[Metin Bölümü]:
TBMM Genel Kurulu'nda, Olağanüstü Hal Kapsamında Alınan Tedbirlere İlişkin Kanun Hükmünde Kararname'nin (KHK) tümü üzerindeki görüşmeler tamamlandı.
Meclis tatile girmeden önce görüşmelerine başlanan ilk KHK olan 667 sayılı KHK, temel kanun şeklinde iki bölüm halinde ele alınıyor.
HDP Mardin Milletvekili Mithat Sancar, partisi adına yaptığı konuşmada, darbe girişimine gelinceye kadar yapılan bütün işlemlerde, son 14 yılın hükümeti olarak AK Parti'nin çok belirleyici rolü, sorumluğu bulunduğunu savundu.
Bank Asya'nın açılış törenindeki fotoğraflara bakıldığında, kimlerin bir arada, hangi sevinç ve heyecanla bankanın açılışını yapıp, kutladığını soran Sancar, "Taraftarlarını o bankaya yatırım yapmaya yönelten AKP yönetimiydi.O gün bankanın kurulmasını sağlayan, bütün işlemlerin altında imzası yer alan siyasilerin hiçbiri, hiçbir şekilde hesap vermeyecek ama orada hesap açmış bir kişi, terör örgütü üyesi olduğu suçlamasıyla işinden edilecek. Böyle bir adaletsizliği nasıl kabul edebildiğinizi anlayamıyoruz." diye konuştu.

[Görevler]:
1. Metin bölümüne göre şu ifadelerin her biri doğru mu, evet ya da hayır diye belirtin ve kararı veren sözleri metinden aynen alıntılayın: (a) 667 sayılı KHK iki bölüm halinde ele alınıyor. (b) Mithat Sancar, HDP İstanbul Milletvekilidir. (c) KHK'nin tümü üzerindeki görüşmeler henüz başlamadı.
2. Metin bölümüne göre Meclis tatile girmeden önce görüşmelerine başlanan ilk KHK hangisidir?

[Kayıtlı Bilgiler]:
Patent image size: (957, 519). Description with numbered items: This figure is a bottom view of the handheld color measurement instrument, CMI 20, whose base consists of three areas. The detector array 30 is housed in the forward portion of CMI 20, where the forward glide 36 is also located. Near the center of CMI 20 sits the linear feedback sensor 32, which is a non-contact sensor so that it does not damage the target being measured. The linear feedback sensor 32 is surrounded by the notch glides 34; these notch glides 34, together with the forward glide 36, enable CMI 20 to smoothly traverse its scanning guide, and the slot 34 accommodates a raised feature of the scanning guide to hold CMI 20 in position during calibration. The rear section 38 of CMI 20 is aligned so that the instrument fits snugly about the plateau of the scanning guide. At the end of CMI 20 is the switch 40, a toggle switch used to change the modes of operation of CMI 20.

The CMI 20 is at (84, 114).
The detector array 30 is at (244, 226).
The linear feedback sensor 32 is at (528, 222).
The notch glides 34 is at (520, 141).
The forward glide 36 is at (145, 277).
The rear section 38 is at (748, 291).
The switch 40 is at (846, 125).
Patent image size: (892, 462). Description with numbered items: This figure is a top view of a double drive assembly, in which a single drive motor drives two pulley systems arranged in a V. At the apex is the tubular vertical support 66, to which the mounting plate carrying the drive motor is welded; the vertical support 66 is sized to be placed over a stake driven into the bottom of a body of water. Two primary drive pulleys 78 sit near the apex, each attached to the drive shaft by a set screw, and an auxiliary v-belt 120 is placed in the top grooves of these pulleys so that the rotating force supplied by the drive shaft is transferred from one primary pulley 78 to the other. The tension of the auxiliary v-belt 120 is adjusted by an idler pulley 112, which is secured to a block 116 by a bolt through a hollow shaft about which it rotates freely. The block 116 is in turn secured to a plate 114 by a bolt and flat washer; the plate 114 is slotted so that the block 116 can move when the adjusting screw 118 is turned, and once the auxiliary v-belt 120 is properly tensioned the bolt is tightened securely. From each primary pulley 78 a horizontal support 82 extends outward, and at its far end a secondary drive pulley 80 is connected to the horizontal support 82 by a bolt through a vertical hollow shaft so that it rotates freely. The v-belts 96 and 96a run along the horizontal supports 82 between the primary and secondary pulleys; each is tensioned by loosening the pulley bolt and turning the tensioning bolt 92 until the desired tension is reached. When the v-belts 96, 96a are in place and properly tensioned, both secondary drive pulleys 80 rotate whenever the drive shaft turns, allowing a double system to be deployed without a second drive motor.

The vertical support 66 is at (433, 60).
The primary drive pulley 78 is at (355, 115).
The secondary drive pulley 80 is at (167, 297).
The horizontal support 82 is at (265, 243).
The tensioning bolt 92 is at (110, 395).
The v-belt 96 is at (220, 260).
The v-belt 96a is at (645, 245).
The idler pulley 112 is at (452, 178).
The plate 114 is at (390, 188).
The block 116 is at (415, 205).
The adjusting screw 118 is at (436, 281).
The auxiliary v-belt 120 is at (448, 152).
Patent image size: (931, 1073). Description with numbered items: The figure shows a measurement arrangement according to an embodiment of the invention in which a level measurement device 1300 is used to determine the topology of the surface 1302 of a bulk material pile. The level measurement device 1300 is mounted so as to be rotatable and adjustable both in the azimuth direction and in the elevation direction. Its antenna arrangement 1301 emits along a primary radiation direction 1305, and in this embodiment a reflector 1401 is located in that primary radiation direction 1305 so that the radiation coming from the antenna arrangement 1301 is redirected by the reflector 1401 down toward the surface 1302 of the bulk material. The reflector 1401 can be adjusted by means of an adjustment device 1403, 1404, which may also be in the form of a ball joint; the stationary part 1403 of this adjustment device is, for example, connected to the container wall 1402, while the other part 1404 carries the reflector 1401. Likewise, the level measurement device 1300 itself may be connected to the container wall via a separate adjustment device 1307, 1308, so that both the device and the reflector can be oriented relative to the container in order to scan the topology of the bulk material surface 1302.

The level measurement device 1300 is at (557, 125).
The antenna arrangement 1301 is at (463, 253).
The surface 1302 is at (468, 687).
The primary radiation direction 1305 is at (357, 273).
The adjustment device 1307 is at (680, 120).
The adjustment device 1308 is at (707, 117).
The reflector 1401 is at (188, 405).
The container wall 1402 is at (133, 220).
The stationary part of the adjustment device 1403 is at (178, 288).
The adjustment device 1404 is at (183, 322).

[Sırasıyla Cevaplar]:
1.
(a) Evet: "temel kanun şeklinde iki bölüm halinde ele alınıyor"
(b) Hayır: "HDP Mardin Milletvekili Mithat Sancar"
(c) Hayır: "tümü üzerindeki görüşmeler tamamlandı"

2. 667 sayılı KHK.